## START Available records

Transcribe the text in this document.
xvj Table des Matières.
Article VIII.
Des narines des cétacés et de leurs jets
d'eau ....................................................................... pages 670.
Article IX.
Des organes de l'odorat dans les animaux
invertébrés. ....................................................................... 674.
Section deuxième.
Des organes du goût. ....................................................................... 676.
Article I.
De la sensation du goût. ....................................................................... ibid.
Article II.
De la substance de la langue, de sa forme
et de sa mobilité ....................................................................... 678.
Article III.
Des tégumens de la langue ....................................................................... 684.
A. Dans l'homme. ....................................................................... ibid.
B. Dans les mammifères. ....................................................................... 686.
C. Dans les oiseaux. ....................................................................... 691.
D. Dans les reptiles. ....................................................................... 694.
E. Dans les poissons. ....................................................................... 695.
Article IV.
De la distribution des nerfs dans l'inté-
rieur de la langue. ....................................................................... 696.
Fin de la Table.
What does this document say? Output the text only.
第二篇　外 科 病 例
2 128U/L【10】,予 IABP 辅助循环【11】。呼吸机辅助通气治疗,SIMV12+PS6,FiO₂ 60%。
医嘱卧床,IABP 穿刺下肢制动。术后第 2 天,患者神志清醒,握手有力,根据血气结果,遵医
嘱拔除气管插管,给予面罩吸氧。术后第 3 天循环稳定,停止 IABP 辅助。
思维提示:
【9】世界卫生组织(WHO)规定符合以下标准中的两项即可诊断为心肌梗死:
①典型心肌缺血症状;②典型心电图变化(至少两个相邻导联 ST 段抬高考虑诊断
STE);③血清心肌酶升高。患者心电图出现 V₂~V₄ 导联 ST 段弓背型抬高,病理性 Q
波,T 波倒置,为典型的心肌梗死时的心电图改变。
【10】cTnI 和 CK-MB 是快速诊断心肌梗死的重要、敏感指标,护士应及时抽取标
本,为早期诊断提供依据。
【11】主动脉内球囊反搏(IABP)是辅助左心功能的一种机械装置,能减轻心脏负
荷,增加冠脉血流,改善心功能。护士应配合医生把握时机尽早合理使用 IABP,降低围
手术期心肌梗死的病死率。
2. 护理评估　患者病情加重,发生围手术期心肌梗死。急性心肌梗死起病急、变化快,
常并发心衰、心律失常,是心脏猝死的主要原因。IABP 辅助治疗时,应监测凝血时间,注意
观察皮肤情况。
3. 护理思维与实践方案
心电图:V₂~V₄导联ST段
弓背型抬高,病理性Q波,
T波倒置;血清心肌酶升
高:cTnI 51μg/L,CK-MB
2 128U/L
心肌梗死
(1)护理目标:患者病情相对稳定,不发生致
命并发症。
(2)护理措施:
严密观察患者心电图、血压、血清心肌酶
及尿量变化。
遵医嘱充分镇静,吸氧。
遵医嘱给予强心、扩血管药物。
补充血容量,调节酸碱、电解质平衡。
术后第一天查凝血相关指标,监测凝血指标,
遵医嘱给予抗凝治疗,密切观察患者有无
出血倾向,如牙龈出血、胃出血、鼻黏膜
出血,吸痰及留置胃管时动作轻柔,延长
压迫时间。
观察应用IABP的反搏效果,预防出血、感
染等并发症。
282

## END Available records

• **Exercise task**
Each entry above is to be quoted exactly.

• **Expected answer**
Transcribe the text in this document.
xvj Table des Matières.
Article VIII.
Des narines des cétacés et de leurs jets
d'eau ....................................................................... pages 670.
Article IX.
Des organes de l'odorat dans les animaux
invertébrés. ....................................................................... 674.
Section deuxième.
Des organes du goût. ....................................................................... 676.
Article I.
De la sensation du goût. ....................................................................... ibid.
Article II.
De la substance de la langue, de sa forme
et de sa mobilité ....................................................................... 678.
Article III.
Des tégumens de la langue ....................................................................... 684.
A. Dans l'homme. ....................................................................... ibid.
B. Dans les mammifères. ....................................................................... 686.
C. Dans les oiseaux. ....................................................................... 691.
D. Dans les reptiles. ....................................................................... 694.
E. Dans les poissons. ....................................................................... 695.
Article IV.
De la distribution des nerfs dans l'inté-
rieur de la langue. ....................................................................... 696.
Fin de la Table.
What does this document say? Output the text only.
第二篇　外 科 病 例
2 128U/L【10】,予 IABP 辅助循环【11】。呼吸机辅助通气治疗,SIMV12+PS6,FiO₂ 60%。
医嘱卧床,IABP 穿刺下肢制动。术后第 2 天,患者神志清醒,握手有力,根据血气结果,遵医
嘱拔除气管插管,给予面罩吸氧。术后第 3 天循环稳定,停止 IABP 辅助。
思维提示:
【9】世界卫生组织(WHO)规定符合以下标准中的两项即可诊断为心肌梗死:
①典型心肌缺血症状;②典型心电图变化(至少两个相邻导联 ST 段抬高考虑诊断
STE);③血清心肌酶升高。患者心电图出现 V₂~V₄ 导联 ST 段弓背型抬高,病理性 Q
波,T 波倒置,为典型的心肌梗死时的心电图改变。
【10】cTnI 和 CK-MB 是快速诊断心肌梗死的重要、敏感指标,护士应及时抽取标
本,为早期诊断提供依据。
【11】主动脉内球囊反搏(IABP)是辅助左心功能的一种机械装置,能减轻心脏负
荷,增加冠脉血流,改善心功能。护士应配合医生把握时机尽早合理使用 IABP,降低围
手术期心肌梗死的病死率。
2. 护理评估　患者病情加重,发生围手术期心肌梗死。急性心肌梗死起病急、变化快,
常并发心衰、心律失常,是心脏猝死的主要原因。IABP 辅助治疗时,应监测凝血时间,注意
观察皮肤情况。
3. 护理思维与实践方案
心电图:V₂~V₄导联ST段
弓背型抬高,病理性Q波,
T波倒置;血清心肌酶升
高:cTnI 51μg/L,CK-MB
2 128U/L
心肌梗死
(1)护理目标:患者病情相对稳定,不发生致
命并发症。
(2)护理措施:
严密观察患者心电图、血压、血清心肌酶
及尿量变化。
遵医嘱充分镇静,吸氧。
遵医嘱给予强心、扩血管药物。
补充血容量,调节酸碱、电解质平衡。
术后第一天查凝血相关指标,监测凝血指标,
遵医嘱给予抗凝治疗,密切观察患者有无
出血倾向,如牙龈出血、胃出血、鼻黏膜
出血,吸痰及留置胃管时动作轻柔,延长
压迫时间。
观察应用IABP的反搏效果,预防出血、感
染等并发症。
282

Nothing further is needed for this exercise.